**SET EXERCISE**. Note each line that includes the word "girl". Copy those lines.

** BEGIN GIVEN INFORMATION **

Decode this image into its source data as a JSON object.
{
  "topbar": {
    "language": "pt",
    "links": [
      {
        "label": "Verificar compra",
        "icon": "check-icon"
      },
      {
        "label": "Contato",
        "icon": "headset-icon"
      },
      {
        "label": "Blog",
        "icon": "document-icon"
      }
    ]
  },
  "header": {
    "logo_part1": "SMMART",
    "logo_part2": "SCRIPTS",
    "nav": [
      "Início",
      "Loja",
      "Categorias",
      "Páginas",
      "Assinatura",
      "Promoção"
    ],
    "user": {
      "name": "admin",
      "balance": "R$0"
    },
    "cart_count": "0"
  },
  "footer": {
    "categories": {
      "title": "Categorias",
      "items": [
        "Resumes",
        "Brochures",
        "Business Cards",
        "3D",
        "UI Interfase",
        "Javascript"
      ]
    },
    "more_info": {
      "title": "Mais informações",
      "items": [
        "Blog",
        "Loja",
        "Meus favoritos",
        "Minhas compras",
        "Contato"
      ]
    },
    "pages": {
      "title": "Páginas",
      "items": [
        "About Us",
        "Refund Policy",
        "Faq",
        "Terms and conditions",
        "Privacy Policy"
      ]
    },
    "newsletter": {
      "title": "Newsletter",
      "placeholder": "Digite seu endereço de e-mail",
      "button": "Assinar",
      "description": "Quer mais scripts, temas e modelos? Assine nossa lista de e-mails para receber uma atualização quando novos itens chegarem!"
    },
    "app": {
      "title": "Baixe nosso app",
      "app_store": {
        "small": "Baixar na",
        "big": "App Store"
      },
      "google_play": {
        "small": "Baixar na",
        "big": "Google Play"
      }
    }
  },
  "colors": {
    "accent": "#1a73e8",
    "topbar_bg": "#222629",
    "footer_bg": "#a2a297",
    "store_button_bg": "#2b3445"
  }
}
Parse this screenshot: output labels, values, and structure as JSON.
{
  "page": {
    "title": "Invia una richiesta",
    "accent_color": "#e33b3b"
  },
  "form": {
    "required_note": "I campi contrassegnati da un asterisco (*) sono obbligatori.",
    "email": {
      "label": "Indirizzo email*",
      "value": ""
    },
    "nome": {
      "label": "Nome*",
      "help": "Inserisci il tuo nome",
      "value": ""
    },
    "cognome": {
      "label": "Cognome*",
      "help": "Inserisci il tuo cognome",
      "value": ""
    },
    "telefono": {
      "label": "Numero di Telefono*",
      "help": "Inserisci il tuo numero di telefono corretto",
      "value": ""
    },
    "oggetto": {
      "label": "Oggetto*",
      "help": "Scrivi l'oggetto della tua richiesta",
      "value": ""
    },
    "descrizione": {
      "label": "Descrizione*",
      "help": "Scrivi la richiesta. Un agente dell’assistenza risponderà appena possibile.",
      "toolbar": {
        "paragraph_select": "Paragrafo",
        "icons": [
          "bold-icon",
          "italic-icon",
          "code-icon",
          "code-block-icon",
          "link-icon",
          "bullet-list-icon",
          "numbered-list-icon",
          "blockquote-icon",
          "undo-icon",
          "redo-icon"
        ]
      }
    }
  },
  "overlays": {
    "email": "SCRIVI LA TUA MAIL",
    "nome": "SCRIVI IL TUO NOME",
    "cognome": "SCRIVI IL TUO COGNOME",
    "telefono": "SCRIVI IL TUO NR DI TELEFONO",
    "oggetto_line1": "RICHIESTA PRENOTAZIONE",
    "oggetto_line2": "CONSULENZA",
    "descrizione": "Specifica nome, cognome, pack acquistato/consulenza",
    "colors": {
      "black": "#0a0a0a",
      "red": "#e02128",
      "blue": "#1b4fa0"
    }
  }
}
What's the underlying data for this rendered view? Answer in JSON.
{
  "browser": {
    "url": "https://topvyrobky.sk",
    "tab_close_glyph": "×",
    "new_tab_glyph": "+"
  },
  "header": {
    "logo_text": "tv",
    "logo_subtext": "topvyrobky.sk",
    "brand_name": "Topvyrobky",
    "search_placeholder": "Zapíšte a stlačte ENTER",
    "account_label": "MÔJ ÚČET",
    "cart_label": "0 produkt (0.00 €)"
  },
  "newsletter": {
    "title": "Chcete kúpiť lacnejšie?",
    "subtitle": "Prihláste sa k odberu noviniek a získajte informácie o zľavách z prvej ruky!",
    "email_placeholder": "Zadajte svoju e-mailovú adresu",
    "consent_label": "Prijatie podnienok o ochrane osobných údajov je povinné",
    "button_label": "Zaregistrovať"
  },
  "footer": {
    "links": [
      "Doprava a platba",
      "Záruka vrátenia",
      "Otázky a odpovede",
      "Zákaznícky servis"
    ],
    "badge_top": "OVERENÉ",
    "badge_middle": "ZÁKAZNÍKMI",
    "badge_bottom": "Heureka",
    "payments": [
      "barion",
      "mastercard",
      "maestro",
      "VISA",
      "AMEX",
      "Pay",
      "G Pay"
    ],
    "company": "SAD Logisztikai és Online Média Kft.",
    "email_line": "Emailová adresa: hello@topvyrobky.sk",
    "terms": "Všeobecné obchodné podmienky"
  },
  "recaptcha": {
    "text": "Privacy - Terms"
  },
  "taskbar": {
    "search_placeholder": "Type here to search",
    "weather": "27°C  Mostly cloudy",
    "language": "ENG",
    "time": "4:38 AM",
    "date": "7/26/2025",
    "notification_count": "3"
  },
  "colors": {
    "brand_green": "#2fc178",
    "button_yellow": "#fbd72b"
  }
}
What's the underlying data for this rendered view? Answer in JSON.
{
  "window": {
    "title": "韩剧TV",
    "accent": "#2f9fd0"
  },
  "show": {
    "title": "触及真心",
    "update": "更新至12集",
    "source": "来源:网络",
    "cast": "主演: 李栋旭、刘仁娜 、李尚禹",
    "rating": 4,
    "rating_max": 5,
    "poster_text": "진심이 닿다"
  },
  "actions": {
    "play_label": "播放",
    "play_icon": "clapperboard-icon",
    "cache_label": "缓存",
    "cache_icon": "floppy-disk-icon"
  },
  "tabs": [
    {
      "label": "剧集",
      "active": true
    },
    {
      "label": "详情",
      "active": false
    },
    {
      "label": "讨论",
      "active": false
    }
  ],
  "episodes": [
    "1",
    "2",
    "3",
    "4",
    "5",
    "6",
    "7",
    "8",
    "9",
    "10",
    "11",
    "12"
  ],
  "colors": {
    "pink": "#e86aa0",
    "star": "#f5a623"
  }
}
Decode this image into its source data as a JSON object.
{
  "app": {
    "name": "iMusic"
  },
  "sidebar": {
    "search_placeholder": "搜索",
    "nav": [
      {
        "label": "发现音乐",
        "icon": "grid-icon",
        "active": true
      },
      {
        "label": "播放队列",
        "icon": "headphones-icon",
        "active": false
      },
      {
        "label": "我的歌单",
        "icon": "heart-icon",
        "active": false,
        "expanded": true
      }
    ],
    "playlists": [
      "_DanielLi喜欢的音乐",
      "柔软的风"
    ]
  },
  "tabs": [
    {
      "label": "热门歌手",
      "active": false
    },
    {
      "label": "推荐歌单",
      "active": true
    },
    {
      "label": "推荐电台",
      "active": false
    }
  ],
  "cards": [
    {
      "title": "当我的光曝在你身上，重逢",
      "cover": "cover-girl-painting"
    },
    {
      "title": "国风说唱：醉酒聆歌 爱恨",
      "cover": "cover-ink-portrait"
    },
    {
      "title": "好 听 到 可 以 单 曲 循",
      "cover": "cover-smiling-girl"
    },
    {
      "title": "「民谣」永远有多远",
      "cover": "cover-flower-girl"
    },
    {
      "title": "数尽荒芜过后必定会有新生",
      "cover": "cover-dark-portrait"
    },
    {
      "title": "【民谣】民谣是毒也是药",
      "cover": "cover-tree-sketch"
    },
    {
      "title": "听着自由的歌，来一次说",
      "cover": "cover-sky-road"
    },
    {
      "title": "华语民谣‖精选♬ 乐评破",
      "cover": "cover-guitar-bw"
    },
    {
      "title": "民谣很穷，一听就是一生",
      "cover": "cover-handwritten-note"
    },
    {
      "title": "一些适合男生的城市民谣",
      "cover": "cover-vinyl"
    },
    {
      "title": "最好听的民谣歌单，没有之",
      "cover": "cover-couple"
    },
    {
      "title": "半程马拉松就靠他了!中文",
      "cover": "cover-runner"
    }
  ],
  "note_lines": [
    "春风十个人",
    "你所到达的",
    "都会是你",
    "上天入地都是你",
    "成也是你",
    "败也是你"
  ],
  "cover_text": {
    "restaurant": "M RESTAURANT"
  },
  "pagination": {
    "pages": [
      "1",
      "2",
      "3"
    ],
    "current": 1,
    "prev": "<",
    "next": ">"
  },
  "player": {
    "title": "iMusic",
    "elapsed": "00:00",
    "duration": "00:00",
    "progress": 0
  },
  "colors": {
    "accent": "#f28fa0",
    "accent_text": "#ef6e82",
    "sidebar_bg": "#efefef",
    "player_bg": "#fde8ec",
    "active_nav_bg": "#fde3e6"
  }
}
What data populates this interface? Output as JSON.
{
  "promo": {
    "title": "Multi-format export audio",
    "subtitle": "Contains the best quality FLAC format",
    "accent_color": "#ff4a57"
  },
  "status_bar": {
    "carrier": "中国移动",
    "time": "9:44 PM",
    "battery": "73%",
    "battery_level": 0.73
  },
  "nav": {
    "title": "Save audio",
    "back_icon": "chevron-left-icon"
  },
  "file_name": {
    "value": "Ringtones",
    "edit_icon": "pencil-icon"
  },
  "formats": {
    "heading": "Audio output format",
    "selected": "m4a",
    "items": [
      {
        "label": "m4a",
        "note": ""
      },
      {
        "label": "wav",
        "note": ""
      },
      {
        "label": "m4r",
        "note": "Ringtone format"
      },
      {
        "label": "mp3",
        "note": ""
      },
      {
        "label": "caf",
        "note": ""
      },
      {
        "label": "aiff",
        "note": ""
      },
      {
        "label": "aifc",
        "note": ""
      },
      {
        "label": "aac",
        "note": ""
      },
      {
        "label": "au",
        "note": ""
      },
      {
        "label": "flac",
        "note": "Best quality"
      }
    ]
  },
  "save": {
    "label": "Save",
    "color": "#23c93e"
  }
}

** END GIVEN INFORMATION **

**TASK RESPONSE**.
      "cover": "cover-girl-painting"
      "cover": "cover-smiling-girl"
      "cover": "cover-flower-girl"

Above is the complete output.